-- start of Records supplied --

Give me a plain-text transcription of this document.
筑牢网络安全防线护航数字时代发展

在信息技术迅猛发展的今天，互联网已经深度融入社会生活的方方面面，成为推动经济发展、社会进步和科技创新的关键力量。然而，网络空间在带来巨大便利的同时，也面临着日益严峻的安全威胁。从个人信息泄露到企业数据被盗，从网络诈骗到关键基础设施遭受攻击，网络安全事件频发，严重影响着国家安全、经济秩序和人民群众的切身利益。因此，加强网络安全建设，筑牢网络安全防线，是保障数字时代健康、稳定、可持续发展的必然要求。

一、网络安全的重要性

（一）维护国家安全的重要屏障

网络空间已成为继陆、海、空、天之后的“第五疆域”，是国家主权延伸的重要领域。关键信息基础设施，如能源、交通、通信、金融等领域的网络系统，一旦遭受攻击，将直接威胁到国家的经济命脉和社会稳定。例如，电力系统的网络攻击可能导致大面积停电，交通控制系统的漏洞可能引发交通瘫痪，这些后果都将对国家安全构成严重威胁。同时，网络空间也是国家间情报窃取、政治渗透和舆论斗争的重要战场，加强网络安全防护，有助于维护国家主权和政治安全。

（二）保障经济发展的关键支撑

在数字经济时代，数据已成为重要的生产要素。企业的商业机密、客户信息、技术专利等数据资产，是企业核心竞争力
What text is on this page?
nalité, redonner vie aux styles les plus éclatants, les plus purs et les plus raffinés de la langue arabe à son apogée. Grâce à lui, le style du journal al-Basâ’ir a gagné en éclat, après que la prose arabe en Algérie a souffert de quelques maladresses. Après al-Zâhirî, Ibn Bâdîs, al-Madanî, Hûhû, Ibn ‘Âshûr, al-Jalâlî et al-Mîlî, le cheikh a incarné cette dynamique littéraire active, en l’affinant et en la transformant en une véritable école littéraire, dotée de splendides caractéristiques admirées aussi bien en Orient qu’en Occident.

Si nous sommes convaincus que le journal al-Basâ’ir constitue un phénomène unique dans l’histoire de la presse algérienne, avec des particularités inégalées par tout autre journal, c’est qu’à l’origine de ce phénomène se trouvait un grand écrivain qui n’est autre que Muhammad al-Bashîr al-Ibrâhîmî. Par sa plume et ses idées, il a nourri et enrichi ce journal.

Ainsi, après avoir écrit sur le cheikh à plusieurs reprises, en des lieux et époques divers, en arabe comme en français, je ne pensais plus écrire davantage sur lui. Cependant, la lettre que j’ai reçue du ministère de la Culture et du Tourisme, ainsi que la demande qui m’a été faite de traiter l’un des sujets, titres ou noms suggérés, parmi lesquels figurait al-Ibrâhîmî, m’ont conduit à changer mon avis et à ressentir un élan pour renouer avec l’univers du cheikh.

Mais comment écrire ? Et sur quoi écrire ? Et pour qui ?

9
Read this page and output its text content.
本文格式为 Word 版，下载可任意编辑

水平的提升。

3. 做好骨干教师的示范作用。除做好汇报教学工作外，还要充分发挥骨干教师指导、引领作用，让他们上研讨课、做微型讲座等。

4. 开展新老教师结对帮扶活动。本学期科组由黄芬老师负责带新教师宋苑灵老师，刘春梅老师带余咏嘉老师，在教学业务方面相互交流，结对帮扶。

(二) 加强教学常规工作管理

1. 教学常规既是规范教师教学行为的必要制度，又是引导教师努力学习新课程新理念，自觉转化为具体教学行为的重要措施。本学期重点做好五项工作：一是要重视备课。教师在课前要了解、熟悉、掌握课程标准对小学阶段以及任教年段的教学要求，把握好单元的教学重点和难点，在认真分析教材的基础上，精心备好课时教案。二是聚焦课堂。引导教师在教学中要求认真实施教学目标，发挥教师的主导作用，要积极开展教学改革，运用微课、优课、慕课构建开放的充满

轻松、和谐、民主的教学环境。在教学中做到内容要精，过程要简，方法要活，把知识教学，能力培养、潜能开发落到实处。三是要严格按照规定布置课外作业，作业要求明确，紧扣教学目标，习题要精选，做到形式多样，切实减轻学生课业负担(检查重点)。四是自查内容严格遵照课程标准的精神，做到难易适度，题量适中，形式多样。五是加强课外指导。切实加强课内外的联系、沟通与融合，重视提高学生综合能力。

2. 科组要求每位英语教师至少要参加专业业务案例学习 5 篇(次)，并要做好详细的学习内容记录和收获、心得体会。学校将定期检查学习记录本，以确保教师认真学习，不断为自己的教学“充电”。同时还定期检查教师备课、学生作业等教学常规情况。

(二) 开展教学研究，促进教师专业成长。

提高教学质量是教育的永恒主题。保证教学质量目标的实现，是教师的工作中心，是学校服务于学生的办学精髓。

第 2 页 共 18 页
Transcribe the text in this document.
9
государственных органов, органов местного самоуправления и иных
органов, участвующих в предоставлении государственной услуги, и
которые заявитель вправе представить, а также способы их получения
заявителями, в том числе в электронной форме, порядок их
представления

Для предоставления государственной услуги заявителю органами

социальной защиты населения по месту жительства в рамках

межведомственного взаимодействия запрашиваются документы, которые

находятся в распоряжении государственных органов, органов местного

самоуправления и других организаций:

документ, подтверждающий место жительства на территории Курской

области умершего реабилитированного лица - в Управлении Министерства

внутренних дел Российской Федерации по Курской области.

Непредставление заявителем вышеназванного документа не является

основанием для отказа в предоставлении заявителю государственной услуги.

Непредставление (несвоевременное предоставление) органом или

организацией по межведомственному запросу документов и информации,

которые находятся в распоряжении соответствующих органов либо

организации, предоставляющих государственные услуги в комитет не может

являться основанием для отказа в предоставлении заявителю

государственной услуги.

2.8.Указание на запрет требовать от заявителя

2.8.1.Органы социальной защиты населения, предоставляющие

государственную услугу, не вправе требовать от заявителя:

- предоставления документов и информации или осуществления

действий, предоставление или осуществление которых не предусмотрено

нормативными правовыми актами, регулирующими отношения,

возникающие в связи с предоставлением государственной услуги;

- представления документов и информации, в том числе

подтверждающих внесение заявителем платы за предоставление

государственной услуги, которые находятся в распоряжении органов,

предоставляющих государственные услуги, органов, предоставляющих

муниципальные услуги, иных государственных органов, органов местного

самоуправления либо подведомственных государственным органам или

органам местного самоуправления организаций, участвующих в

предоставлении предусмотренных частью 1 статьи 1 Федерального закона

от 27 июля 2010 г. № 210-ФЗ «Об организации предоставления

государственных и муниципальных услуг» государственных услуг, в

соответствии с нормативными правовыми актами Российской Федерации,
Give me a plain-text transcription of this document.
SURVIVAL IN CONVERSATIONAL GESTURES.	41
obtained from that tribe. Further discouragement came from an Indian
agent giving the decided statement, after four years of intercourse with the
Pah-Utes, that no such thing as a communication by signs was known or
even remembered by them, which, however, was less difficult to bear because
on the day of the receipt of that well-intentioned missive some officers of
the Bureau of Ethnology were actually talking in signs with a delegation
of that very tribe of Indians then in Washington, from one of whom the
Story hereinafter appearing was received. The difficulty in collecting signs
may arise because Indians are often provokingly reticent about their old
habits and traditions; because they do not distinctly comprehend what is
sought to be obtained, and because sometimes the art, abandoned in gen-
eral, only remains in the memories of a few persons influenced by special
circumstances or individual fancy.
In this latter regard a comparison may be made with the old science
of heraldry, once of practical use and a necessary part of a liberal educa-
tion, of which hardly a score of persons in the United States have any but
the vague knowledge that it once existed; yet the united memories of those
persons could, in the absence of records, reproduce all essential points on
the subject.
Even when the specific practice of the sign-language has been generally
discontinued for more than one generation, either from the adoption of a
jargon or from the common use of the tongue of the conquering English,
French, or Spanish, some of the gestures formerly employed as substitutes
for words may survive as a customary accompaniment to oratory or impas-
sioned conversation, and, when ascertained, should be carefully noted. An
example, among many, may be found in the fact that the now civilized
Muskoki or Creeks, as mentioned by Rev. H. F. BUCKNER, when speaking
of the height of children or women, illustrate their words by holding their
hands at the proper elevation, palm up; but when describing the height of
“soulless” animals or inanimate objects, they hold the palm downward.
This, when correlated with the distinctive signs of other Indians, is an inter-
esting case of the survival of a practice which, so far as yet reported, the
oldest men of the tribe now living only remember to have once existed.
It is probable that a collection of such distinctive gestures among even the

-- end of Records supplied --

→ Problem to solve
Lines containing "distinctive" are to be counted. State the total and add nothing.

→ Solution to the exercise
2